** start PROVIDED DATA **

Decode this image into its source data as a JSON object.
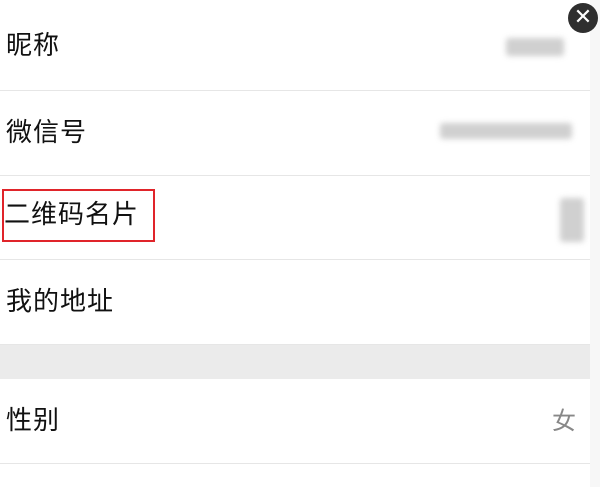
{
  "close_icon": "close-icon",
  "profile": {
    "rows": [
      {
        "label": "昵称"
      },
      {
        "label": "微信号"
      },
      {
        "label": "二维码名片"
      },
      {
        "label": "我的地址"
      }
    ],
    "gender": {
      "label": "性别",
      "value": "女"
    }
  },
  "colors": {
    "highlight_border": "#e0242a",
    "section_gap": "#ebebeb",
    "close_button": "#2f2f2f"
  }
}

** end PROVIDED DATA **

• **EXERCISE PROMPT**: Find the string "label" in the records, then copy each line where it occurs.

• **SOLUTION**:
        "label": "昵称"
        "label": "微信号"
        "label": "二维码名片"
        "label": "我的地址"
      "label": "性别",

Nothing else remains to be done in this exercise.